## begin Dataset content
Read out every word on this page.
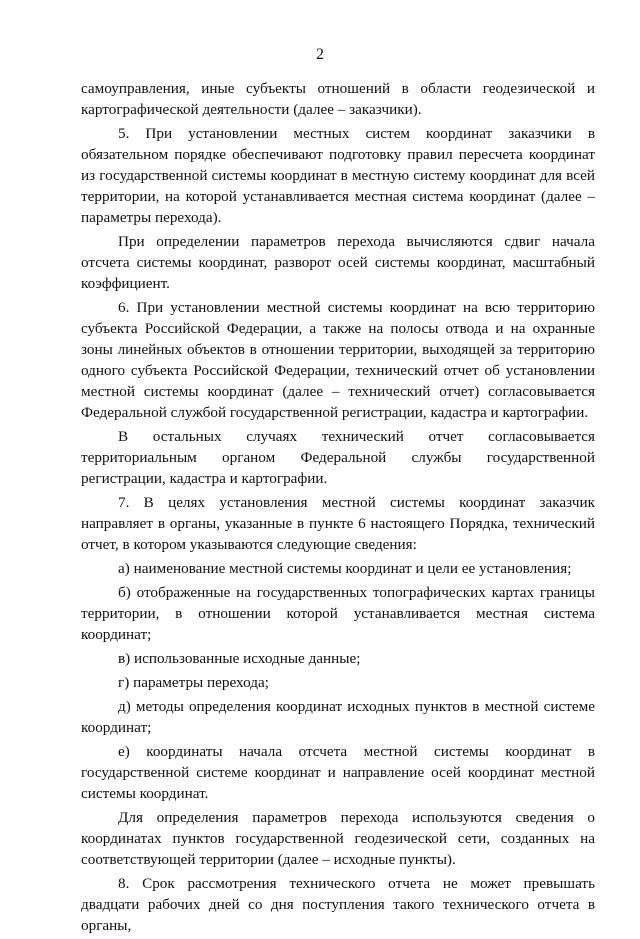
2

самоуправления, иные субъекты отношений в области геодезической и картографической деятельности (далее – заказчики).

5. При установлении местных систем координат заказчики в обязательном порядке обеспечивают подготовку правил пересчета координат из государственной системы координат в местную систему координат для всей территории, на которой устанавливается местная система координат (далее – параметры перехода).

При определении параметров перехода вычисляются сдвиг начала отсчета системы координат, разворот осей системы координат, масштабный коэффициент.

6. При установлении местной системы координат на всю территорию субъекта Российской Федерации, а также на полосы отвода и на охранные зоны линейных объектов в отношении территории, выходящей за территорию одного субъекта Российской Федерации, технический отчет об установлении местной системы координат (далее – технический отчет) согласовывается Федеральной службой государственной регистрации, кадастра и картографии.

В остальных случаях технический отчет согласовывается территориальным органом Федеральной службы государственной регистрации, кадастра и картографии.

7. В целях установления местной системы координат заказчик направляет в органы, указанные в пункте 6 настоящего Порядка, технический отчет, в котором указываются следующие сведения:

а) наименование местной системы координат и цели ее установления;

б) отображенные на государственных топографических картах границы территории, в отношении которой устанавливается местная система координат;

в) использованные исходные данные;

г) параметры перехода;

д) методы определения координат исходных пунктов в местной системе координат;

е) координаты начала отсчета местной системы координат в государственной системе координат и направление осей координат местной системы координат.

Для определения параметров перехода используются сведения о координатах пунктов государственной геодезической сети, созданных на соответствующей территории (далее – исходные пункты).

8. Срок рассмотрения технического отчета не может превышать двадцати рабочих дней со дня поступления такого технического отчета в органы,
## end Dataset content
Leave out the pictures, and give all the records again exactly.

Read out every word on this page.
2

самоуправления, иные субъекты отношений в области геодезической и картографической деятельности (далее – заказчики).

5. При установлении местных систем координат заказчики в обязательном порядке обеспечивают подготовку правил пересчета координат из государственной системы координат в местную систему координат для всей территории, на которой устанавливается местная система координат (далее – параметры перехода).

При определении параметров перехода вычисляются сдвиг начала отсчета системы координат, разворот осей системы координат, масштабный коэффициент.

6. При установлении местной системы координат на всю территорию субъекта Российской Федерации, а также на полосы отвода и на охранные зоны линейных объектов в отношении территории, выходящей за территорию одного субъекта Российской Федерации, технический отчет об установлении местной системы координат (далее – технический отчет) согласовывается Федеральной службой государственной регистрации, кадастра и картографии.

В остальных случаях технический отчет согласовывается территориальным органом Федеральной службы государственной регистрации, кадастра и картографии.

7. В целях установления местной системы координат заказчик направляет в органы, указанные в пункте 6 настоящего Порядка, технический отчет, в котором указываются следующие сведения:

а) наименование местной системы координат и цели ее установления;

б) отображенные на государственных топографических картах границы территории, в отношении которой устанавливается местная система координат;

в) использованные исходные данные;

г) параметры перехода;

д) методы определения координат исходных пунктов в местной системе координат;

е) координаты начала отсчета местной системы координат в государственной системе координат и направление осей координат местной системы координат.

Для определения параметров перехода используются сведения о координатах пунктов государственной геодезической сети, созданных на соответствующей территории (далее – исходные пункты).

8. Срок рассмотрения технического отчета не может превышать двадцати рабочих дней со дня поступления такого технического отчета в органы,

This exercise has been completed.